Aim of the task:
Output the material below unchanged, apart from leaving out the pictures.

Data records
[BEGIN]

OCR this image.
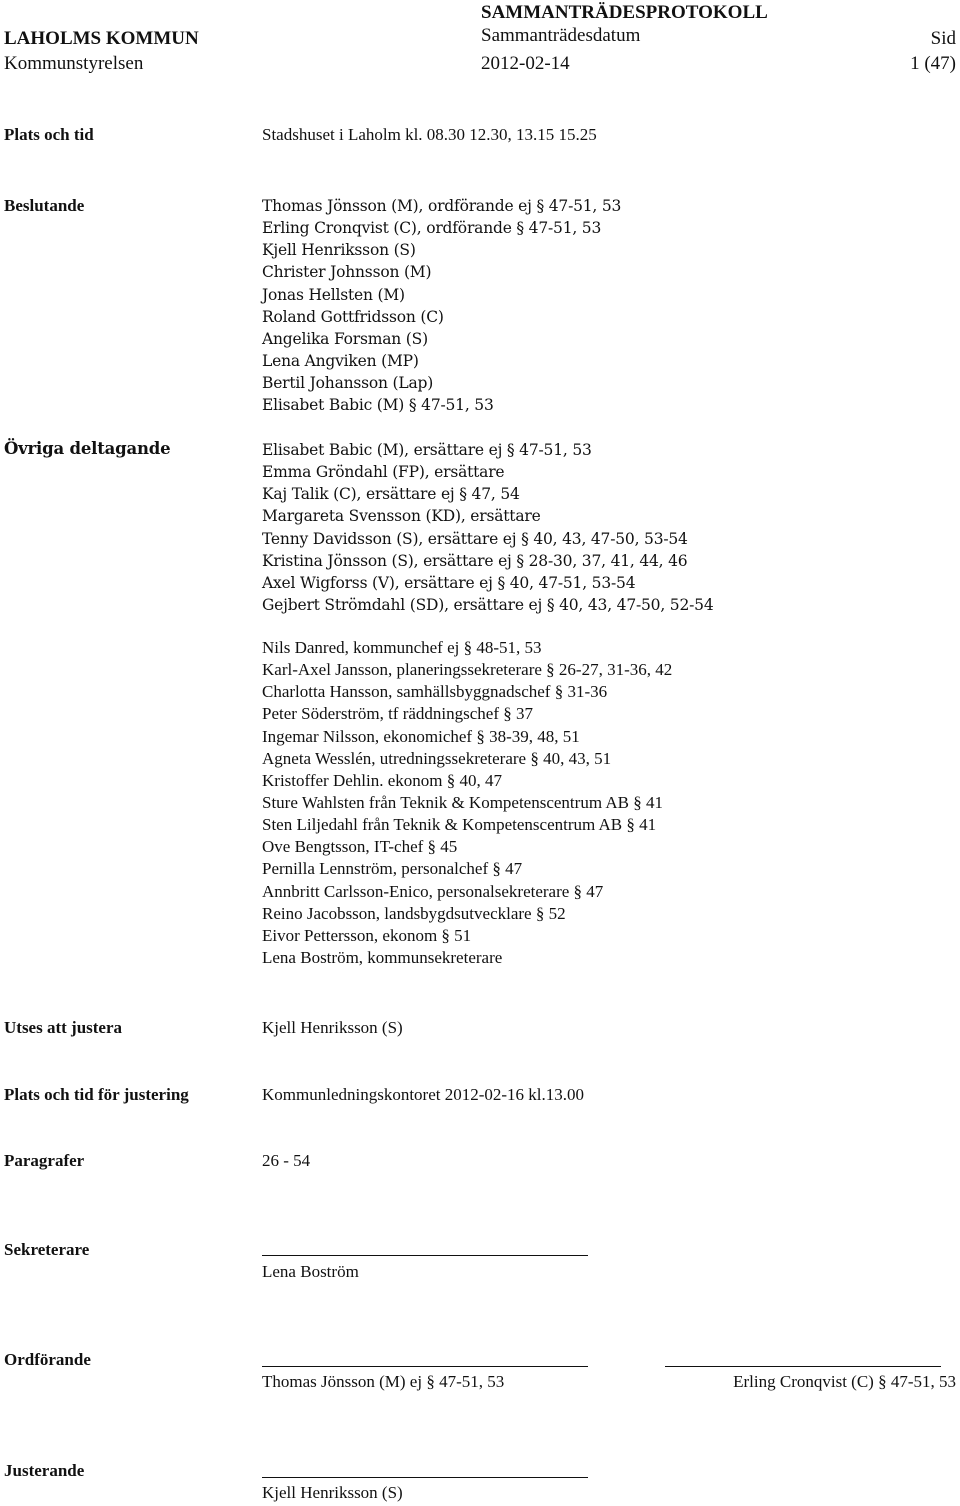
LAHOLMS KOMMUN
Kommunstyrelsen
SAMMANTRÄDESPROTOKOLL
Sammanträdesdatum
2012-02-14
Sid
1 (47)
Plats och tid	Stadshuset i Laholm kl. 08.30 12.30, 13.15 15.25
Beslutande	Thomas Jönsson (M), ordförande ej § 47-51, 53
Erling Cronqvist (C), ordförande § 47-51, 53
Kjell Henriksson (S)
Christer Johnsson (M)
Jonas Hellsten (M)
Roland Gottfridsson (C)
Angelika Forsman (S)
Lena Angviken (MP)
Bertil Johansson (Lap)
Elisabet Babic (M) § 47-51, 53
Övriga deltagande	Elisabet Babic (M), ersättare ej § 47-51, 53
Emma Gröndahl (FP), ersättare
Kaj Talik (C), ersättare ej § 47, 54
Margareta Svensson (KD), ersättare
Tenny Davidsson (S), ersättare ej § 40, 43, 47-50, 53-54
Kristina Jönsson (S), ersättare ej § 28-30, 37, 41, 44, 46
Axel Wigforss (V), ersättare ej § 40, 47-51, 53-54
Gejbert Strömdahl (SD), ersättare ej § 40, 43, 47-50, 52-54
Nils Danred, kommunchef ej § 48-51, 53
Karl-Axel Jansson, planeringssekreterare § 26-27, 31-36, 42
Charlotta Hansson, samhällsbyggnadschef § 31-36
Peter Söderström, tf räddningschef § 37
Ingemar Nilsson, ekonomichef § 38-39, 48, 51
Agneta Wesslén, utredningssekreterare § 40, 43, 51
Kristoffer Dehlin. ekonom § 40, 47
Sture Wahlsten från Teknik & Kompetenscentrum AB § 41
Sten Liljedahl från Teknik & Kompetenscentrum AB § 41
Ove Bengtsson, IT-chef § 45
Pernilla Lennström, personalchef § 47
Annbritt Carlsson-Enico, personalsekreterare § 47
Reino Jacobsson, landsbygdsutvecklare § 52
Eivor Pettersson, ekonom § 51
Lena Boström, kommunsekreterare
Utses att justera	Kjell Henriksson (S)
Plats och tid för justering	Kommunledningskontoret 2012-02-16 kl.13.00
Paragrafer	26 - 54
Sekreterare
Lena Boström
Ordförande
Thomas Jönsson (M) ej § 47-51, 53	Erling Cronqvist (C) § 47-51, 53
Justerande
Kjell Henriksson (S)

[END]

The reply:
OCR this image.
LAHOLMS KOMMUN
Kommunstyrelsen
SAMMANTRÄDESPROTOKOLL
Sammanträdesdatum
2012-02-14
Sid
1 (47)
Plats och tid	Stadshuset i Laholm kl. 08.30 12.30, 13.15 15.25
Beslutande	Thomas Jönsson (M), ordförande ej § 47-51, 53
Erling Cronqvist (C), ordförande § 47-51, 53
Kjell Henriksson (S)
Christer Johnsson (M)
Jonas Hellsten (M)
Roland Gottfridsson (C)
Angelika Forsman (S)
Lena Angviken (MP)
Bertil Johansson (Lap)
Elisabet Babic (M) § 47-51, 53
Övriga deltagande	Elisabet Babic (M), ersättare ej § 47-51, 53
Emma Gröndahl (FP), ersättare
Kaj Talik (C), ersättare ej § 47, 54
Margareta Svensson (KD), ersättare
Tenny Davidsson (S), ersättare ej § 40, 43, 47-50, 53-54
Kristina Jönsson (S), ersättare ej § 28-30, 37, 41, 44, 46
Axel Wigforss (V), ersättare ej § 40, 47-51, 53-54
Gejbert Strömdahl (SD), ersättare ej § 40, 43, 47-50, 52-54
Nils Danred, kommunchef ej § 48-51, 53
Karl-Axel Jansson, planeringssekreterare § 26-27, 31-36, 42
Charlotta Hansson, samhällsbyggnadschef § 31-36
Peter Söderström, tf räddningschef § 37
Ingemar Nilsson, ekonomichef § 38-39, 48, 51
Agneta Wesslén, utredningssekreterare § 40, 43, 51
Kristoffer Dehlin. ekonom § 40, 47
Sture Wahlsten från Teknik & Kompetenscentrum AB § 41
Sten Liljedahl från Teknik & Kompetenscentrum AB § 41
Ove Bengtsson, IT-chef § 45
Pernilla Lennström, personalchef § 47
Annbritt Carlsson-Enico, personalsekreterare § 47
Reino Jacobsson, landsbygdsutvecklare § 52
Eivor Pettersson, ekonom § 51
Lena Boström, kommunsekreterare
Utses att justera	Kjell Henriksson (S)
Plats och tid för justering	Kommunledningskontoret 2012-02-16 kl.13.00
Paragrafer	26 - 54
Sekreterare
Lena Boström
Ordförande
Thomas Jönsson (M) ej § 47-51, 53	Erling Cronqvist (C) § 47-51, 53
Justerande
Kjell Henriksson (S)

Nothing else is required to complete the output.